Dataset entries:
'''
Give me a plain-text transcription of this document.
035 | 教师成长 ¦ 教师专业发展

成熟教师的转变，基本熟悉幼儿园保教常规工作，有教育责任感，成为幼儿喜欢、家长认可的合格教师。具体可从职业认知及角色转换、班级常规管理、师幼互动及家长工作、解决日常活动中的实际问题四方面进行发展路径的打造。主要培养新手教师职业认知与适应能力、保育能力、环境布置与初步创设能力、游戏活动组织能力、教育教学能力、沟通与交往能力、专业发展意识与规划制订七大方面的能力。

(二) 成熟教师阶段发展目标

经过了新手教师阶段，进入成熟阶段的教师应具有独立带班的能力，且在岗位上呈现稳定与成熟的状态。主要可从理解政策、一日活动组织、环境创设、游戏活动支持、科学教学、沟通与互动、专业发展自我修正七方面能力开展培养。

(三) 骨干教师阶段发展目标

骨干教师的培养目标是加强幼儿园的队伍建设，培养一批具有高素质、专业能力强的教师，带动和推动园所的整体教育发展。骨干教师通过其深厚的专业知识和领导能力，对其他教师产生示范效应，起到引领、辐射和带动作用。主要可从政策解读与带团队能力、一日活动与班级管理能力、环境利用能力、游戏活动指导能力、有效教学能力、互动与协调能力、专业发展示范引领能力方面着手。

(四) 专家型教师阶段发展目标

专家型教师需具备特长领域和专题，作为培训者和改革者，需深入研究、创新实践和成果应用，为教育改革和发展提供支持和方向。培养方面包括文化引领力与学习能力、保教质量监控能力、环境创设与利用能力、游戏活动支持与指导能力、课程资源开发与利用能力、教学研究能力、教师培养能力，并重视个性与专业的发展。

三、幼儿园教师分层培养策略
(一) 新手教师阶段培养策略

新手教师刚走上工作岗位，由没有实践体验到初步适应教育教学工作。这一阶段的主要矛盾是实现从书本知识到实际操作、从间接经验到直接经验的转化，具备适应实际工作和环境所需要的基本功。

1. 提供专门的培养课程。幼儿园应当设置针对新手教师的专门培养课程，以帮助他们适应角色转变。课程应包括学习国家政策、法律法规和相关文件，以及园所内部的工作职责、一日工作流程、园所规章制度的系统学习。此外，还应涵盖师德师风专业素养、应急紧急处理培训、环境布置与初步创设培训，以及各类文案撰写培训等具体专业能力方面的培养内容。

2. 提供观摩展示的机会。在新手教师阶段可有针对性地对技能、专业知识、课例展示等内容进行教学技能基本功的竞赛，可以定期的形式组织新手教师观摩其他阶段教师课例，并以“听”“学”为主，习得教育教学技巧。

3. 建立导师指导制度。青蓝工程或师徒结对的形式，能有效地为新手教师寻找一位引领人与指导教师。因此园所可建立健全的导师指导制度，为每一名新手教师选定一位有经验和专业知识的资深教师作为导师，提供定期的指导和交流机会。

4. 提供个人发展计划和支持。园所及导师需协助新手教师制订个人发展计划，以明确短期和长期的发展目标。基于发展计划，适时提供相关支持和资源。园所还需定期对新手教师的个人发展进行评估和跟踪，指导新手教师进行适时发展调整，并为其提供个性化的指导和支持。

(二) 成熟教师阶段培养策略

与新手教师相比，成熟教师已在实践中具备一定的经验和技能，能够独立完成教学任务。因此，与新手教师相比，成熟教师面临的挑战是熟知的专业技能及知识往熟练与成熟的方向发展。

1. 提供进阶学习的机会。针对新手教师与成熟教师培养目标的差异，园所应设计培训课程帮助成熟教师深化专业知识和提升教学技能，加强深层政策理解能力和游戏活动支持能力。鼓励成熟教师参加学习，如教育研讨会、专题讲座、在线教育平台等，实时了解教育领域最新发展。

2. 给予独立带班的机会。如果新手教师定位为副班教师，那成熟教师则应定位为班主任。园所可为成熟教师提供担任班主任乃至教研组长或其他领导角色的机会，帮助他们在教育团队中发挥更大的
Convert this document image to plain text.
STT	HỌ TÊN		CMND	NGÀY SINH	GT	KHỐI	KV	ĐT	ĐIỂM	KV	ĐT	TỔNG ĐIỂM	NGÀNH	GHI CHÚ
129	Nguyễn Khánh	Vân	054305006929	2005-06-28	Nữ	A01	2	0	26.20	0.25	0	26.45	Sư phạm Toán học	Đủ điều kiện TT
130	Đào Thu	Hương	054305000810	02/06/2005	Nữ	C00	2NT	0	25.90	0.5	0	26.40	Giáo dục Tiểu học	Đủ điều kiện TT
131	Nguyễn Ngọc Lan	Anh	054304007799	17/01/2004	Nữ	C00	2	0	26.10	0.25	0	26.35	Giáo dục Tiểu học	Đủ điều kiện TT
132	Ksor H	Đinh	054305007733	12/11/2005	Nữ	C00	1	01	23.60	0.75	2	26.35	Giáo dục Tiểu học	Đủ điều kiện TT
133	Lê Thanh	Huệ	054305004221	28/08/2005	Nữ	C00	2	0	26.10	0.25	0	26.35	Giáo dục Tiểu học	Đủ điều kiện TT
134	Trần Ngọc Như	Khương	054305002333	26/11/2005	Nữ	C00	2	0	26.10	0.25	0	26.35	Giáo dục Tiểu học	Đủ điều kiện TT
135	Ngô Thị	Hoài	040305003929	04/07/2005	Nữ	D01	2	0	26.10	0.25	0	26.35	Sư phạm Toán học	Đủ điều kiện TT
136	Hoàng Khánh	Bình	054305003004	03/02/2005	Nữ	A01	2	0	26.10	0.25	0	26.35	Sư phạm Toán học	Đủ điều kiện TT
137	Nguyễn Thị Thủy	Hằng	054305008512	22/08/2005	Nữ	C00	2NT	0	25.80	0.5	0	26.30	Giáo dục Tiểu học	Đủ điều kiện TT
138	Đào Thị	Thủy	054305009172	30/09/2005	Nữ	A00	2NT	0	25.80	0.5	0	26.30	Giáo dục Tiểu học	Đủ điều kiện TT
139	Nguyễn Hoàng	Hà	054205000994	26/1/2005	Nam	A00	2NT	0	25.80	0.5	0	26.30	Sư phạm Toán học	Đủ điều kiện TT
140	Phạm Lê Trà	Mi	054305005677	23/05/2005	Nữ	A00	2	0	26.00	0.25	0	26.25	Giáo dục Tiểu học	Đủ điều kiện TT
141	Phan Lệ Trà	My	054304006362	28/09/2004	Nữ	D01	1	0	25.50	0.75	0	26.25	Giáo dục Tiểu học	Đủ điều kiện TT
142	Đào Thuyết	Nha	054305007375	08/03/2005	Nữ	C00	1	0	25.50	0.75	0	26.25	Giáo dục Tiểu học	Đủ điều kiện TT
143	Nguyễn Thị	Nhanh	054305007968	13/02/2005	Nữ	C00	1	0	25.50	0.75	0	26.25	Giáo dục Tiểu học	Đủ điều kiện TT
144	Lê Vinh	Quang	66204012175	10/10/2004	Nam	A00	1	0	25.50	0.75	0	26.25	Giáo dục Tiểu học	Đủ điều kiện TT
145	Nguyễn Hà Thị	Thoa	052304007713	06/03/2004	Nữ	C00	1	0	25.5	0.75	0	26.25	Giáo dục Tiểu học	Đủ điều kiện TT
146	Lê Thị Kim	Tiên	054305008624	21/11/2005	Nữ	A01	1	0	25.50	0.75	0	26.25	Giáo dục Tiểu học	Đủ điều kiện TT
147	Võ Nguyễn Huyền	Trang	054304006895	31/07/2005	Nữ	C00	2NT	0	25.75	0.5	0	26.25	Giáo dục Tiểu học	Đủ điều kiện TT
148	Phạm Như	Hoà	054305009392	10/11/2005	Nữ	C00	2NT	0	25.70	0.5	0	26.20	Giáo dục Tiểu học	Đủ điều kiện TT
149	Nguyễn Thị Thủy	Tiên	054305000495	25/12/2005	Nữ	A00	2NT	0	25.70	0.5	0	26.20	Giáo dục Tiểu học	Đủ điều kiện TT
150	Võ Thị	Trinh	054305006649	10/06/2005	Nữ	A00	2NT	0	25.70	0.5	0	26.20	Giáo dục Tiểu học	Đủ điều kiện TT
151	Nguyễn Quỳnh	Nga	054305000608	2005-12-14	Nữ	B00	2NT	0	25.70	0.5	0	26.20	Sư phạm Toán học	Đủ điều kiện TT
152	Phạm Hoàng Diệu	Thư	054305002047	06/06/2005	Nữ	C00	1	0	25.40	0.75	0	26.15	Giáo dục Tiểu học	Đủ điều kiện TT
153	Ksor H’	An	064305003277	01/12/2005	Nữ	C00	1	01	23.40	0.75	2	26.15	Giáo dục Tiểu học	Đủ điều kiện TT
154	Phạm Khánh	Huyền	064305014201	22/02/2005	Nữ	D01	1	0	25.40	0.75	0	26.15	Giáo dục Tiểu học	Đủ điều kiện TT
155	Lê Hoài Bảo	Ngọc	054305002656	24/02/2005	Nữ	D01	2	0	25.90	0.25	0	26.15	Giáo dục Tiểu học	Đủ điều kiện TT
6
'''
**WHAT TO WORK ON**
Pull every line containing "text" out of the records.

**TASK RESPONSE**
Give me a plain-text transcription of this document.
Convert this document image to plain text.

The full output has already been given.